- SHORT EXERCISE
Give the number of lines that include the string "name", nothing more.

(Stored data)
— START —

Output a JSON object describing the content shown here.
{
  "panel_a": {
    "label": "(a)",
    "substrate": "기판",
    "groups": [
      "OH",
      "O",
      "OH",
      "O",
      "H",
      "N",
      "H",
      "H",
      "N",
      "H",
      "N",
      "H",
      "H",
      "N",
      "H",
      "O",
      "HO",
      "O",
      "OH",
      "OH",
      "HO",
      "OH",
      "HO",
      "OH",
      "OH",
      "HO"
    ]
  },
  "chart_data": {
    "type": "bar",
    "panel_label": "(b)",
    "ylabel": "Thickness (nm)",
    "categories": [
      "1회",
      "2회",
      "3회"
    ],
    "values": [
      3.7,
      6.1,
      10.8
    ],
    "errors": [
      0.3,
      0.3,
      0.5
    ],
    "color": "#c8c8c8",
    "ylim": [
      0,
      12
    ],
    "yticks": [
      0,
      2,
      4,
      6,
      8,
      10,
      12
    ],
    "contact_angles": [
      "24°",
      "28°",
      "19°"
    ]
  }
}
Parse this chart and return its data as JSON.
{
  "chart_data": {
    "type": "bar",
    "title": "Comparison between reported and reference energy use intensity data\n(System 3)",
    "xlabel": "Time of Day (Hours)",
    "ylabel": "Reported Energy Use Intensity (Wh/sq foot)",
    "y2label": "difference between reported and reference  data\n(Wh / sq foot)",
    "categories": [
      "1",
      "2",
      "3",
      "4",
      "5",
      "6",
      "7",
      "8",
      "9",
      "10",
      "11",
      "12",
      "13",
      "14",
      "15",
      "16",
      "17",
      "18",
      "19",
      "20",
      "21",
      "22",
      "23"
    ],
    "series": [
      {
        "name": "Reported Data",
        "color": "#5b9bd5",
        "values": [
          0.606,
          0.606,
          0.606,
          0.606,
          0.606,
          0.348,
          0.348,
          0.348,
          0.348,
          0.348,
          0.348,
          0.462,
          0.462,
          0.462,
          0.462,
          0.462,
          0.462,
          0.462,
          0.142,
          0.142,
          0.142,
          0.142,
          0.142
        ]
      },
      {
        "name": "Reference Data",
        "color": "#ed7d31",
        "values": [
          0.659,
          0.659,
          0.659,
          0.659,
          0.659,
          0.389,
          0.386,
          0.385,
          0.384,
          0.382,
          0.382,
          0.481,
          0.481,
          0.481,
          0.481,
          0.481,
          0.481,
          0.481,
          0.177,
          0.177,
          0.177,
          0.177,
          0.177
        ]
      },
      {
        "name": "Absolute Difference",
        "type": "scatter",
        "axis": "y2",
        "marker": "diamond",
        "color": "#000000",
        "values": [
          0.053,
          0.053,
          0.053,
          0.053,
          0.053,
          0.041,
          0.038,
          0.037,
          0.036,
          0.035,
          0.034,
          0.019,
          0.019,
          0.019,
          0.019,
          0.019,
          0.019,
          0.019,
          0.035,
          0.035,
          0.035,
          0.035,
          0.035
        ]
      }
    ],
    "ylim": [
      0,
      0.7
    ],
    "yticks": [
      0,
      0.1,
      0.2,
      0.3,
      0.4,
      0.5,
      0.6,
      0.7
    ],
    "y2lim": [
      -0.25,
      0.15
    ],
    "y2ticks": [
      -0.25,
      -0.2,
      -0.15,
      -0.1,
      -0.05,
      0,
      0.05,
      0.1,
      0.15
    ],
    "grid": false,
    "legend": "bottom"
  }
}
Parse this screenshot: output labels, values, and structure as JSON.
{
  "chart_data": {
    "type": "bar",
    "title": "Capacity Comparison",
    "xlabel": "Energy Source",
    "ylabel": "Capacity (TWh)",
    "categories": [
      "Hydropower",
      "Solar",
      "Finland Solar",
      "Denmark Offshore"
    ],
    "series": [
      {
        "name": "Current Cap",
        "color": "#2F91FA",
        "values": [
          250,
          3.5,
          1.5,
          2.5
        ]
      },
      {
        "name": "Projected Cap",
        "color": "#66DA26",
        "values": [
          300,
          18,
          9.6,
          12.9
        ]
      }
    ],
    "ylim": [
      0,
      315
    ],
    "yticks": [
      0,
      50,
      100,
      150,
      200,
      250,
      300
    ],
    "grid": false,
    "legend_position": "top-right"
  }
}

— END —

- FINISHED TASK
5